WHAT IS REQUIRED = Below is a block of records; repeat all of them exactly.

>> Start DATASET RECORDS

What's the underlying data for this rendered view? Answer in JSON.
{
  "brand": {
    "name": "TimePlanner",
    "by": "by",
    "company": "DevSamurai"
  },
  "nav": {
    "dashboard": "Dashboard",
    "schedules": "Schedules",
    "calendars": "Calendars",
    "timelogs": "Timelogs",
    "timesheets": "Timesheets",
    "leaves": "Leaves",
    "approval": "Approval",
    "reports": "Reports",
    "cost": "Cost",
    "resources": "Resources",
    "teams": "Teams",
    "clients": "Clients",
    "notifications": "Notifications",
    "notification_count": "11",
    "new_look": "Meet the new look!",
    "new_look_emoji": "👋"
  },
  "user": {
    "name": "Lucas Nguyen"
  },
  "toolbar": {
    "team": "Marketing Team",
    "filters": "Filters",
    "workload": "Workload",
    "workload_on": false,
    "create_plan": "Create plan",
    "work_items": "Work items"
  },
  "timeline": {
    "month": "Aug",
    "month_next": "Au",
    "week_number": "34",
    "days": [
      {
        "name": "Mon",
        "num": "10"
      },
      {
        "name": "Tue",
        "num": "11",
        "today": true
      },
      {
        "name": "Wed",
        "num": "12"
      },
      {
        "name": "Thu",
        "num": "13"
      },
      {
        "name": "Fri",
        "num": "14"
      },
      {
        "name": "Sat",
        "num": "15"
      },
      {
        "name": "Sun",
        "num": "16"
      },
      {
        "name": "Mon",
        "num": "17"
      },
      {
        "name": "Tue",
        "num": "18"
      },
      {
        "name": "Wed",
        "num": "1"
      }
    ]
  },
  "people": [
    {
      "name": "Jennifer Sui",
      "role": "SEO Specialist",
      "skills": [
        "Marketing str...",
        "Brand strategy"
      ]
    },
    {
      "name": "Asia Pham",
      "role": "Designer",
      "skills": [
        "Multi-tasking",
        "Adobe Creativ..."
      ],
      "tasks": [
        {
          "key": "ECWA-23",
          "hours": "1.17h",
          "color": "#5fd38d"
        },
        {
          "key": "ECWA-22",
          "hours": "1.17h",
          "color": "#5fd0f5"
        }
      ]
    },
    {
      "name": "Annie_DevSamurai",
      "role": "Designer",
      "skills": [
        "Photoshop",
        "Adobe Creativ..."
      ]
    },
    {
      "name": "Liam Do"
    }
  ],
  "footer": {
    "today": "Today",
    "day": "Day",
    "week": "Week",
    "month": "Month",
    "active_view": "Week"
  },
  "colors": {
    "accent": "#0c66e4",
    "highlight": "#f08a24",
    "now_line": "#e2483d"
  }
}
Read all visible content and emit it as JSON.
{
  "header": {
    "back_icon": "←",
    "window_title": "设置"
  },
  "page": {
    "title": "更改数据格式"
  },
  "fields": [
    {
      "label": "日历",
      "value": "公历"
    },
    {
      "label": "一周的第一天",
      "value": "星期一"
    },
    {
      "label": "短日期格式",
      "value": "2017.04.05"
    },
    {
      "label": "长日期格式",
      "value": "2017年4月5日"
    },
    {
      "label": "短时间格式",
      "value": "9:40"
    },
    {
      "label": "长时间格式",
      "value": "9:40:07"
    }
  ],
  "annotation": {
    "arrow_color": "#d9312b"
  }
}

>> End DATASET RECORDS

RESPONSE =
What's the underlying data for this rendered view? Answer in JSON.
{
  "brand": {
    "name": "TimePlanner",
    "by": "by",
    "company": "DevSamurai"
  },
  "nav": {
    "dashboard": "Dashboard",
    "schedules": "Schedules",
    "calendars": "Calendars",
    "timelogs": "Timelogs",
    "timesheets": "Timesheets",
    "leaves": "Leaves",
    "approval": "Approval",
    "reports": "Reports",
    "cost": "Cost",
    "resources": "Resources",
    "teams": "Teams",
    "clients": "Clients",
    "notifications": "Notifications",
    "notification_count": "11",
    "new_look": "Meet the new look!",
    "new_look_emoji": "👋"
  },
  "user": {
    "name": "Lucas Nguyen"
  },
  "toolbar": {
    "team": "Marketing Team",
    "filters": "Filters",
    "workload": "Workload",
    "workload_on": false,
    "create_plan": "Create plan",
    "work_items": "Work items"
  },
  "timeline": {
    "month": "Aug",
    "month_next": "Au",
    "week_number": "34",
    "days": [
      {
        "name": "Mon",
        "num": "10"
      },
      {
        "name": "Tue",
        "num": "11",
        "today": true
      },
      {
        "name": "Wed",
        "num": "12"
      },
      {
        "name": "Thu",
        "num": "13"
      },
      {
        "name": "Fri",
        "num": "14"
      },
      {
        "name": "Sat",
        "num": "15"
      },
      {
        "name": "Sun",
        "num": "16"
      },
      {
        "name": "Mon",
        "num": "17"
      },
      {
        "name": "Tue",
        "num": "18"
      },
      {
        "name": "Wed",
        "num": "1"
      }
    ]
  },
  "people": [
    {
      "name": "Jennifer Sui",
      "role": "SEO Specialist",
      "skills": [
        "Marketing str...",
        "Brand strategy"
      ]
    },
    {
      "name": "Asia Pham",
      "role": "Designer",
      "skills": [
        "Multi-tasking",
        "Adobe Creativ..."
      ],
      "tasks": [
        {
          "key": "ECWA-23",
          "hours": "1.17h",
          "color": "#5fd38d"
        },
        {
          "key": "ECWA-22",
          "hours": "1.17h",
          "color": "#5fd0f5"
        }
      ]
    },
    {
      "name": "Annie_DevSamurai",
      "role": "Designer",
      "skills": [
        "Photoshop",
        "Adobe Creativ..."
      ]
    },
    {
      "name": "Liam Do"
    }
  ],
  "footer": {
    "today": "Today",
    "day": "Day",
    "week": "Week",
    "month": "Month",
    "active_view": "Week"
  },
  "colors": {
    "accent": "#0c66e4",
    "highlight": "#f08a24",
    "now_line": "#e2483d"
  }
}
Read all visible content and emit it as JSON.
{
  "header": {
    "back_icon": "←",
    "window_title": "设置"
  },
  "page": {
    "title": "更改数据格式"
  },
  "fields": [
    {
      "label": "日历",
      "value": "公历"
    },
    {
      "label": "一周的第一天",
      "value": "星期一"
    },
    {
      "label": "短日期格式",
      "value": "2017.04.05"
    },
    {
      "label": "长日期格式",
      "value": "2017年4月5日"
    },
    {
      "label": "短时间格式",
      "value": "9:40"
    },
    {
      "label": "长时间格式",
      "value": "9:40:07"
    }
  ],
  "annotation": {
    "arrow_color": "#d9312b"
  }
}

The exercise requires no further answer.